Stored data entries:
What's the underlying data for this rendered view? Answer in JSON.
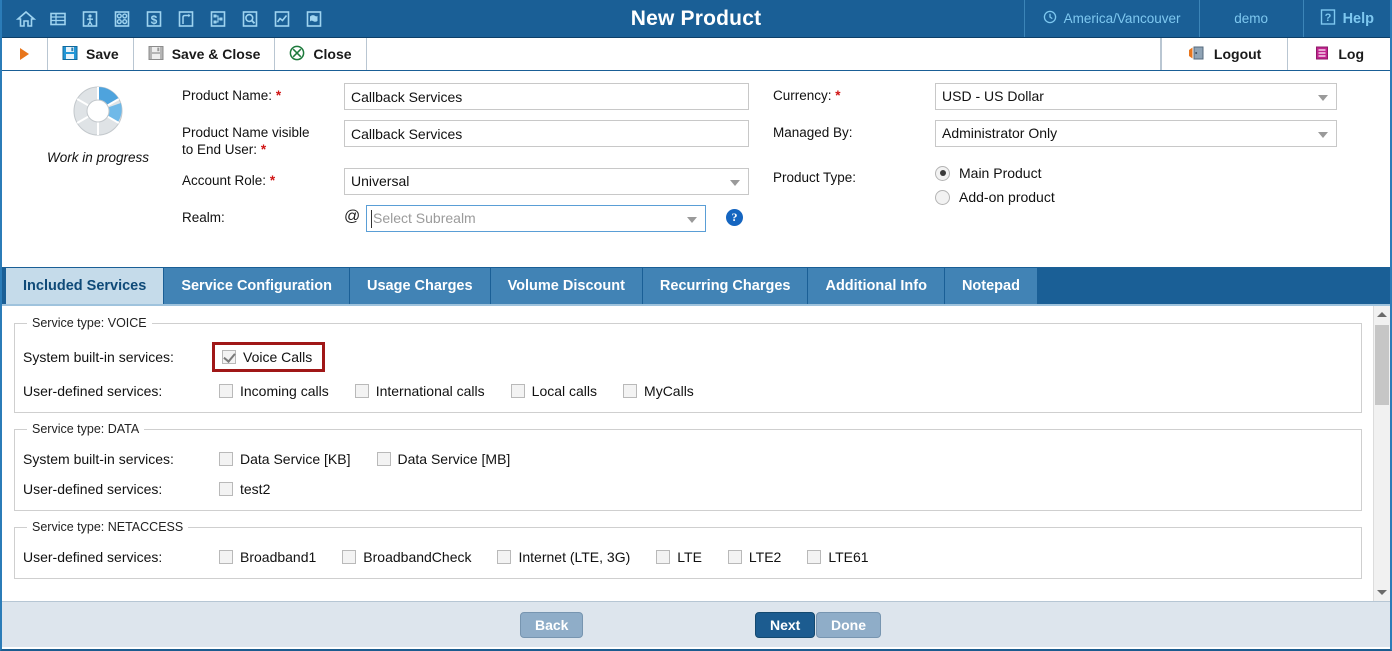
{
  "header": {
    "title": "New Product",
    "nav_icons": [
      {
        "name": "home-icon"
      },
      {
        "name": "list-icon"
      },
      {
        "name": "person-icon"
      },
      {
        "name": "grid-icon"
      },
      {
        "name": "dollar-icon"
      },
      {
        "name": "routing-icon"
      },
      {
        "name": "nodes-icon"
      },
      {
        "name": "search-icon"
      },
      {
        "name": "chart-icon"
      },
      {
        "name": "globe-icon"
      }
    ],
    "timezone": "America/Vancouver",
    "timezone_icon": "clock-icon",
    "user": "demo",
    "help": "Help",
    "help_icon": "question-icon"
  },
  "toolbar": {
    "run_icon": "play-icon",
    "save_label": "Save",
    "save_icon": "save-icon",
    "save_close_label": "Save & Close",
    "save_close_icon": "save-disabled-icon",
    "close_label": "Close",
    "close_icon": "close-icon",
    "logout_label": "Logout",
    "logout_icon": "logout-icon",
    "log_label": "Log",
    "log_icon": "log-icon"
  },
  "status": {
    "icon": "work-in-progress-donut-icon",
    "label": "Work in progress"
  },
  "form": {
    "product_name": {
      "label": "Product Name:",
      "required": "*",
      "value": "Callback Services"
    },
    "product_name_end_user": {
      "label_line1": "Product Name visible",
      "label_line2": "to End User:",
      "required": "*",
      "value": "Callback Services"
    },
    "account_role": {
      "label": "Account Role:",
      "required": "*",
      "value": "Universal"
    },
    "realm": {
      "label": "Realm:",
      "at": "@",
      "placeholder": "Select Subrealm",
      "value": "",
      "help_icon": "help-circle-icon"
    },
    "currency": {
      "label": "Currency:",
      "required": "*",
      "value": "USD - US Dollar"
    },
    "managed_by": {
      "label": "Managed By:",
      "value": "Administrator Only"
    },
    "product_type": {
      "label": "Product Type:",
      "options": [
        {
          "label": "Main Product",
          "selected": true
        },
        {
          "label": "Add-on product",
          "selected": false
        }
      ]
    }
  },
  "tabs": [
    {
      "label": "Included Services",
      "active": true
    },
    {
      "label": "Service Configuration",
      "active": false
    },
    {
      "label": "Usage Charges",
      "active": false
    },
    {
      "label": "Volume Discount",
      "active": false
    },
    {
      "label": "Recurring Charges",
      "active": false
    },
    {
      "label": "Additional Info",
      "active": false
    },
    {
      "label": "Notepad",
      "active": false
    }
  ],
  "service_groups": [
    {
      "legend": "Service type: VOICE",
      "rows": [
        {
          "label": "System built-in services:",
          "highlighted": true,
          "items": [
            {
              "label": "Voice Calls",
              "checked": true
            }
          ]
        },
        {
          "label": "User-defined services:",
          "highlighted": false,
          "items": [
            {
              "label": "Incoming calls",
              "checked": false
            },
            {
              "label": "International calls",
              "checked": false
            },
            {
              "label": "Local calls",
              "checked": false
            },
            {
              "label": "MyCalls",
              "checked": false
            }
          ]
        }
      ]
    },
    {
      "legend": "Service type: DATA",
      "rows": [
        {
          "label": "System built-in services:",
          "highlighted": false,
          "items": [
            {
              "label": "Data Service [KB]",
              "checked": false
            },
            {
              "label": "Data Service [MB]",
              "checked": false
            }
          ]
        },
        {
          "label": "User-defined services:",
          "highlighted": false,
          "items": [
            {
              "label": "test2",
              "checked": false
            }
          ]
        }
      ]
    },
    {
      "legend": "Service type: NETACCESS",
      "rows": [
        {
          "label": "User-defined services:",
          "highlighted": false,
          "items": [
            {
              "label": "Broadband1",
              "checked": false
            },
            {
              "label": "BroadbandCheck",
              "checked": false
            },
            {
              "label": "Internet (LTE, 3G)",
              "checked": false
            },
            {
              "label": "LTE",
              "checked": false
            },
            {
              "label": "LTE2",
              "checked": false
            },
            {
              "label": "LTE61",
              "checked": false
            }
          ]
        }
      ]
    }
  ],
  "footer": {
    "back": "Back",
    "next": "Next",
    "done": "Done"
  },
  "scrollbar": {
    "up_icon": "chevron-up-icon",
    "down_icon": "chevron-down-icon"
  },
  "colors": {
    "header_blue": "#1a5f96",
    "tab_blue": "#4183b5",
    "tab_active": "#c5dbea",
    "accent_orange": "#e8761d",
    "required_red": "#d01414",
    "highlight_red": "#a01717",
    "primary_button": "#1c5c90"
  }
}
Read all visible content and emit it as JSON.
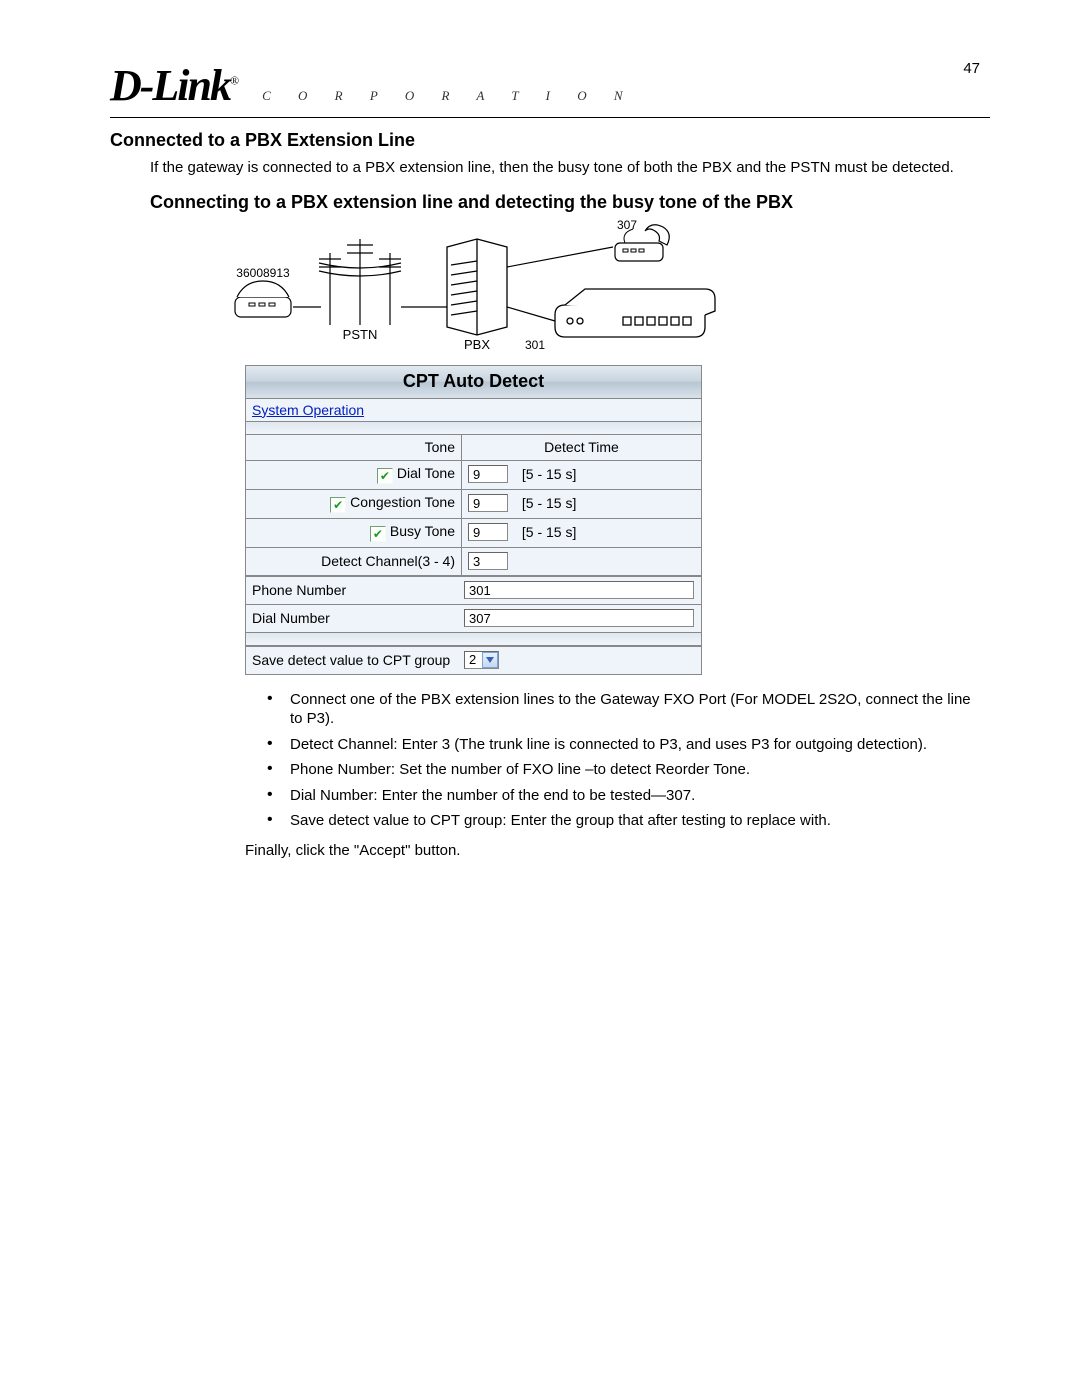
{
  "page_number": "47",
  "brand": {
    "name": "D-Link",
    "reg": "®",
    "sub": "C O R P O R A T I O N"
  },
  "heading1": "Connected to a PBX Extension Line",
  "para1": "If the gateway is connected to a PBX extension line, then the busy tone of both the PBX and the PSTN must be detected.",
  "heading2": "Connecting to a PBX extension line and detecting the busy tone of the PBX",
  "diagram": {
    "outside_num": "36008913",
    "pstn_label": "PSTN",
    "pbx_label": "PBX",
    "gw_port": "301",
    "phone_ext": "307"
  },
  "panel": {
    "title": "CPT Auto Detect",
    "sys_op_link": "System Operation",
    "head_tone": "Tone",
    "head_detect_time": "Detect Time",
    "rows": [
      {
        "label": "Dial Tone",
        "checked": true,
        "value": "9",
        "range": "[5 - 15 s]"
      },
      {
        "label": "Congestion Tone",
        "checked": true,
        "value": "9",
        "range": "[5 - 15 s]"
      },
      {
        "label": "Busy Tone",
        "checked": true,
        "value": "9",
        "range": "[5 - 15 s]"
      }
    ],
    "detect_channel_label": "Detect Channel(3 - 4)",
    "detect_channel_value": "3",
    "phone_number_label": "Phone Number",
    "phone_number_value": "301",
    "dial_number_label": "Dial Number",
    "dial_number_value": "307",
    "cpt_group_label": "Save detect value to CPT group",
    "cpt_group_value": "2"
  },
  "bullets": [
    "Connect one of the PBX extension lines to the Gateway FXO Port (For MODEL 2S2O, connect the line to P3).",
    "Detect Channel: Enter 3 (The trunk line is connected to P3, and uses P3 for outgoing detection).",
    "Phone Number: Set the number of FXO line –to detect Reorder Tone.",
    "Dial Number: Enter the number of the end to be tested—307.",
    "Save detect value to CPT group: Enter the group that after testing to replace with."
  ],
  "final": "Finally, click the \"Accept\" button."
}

[Task brief] From the entries above, extract each line containing "Charges".

[Result of this task]
      "label": "Usage Charges",
      "label": "Recurring Charges",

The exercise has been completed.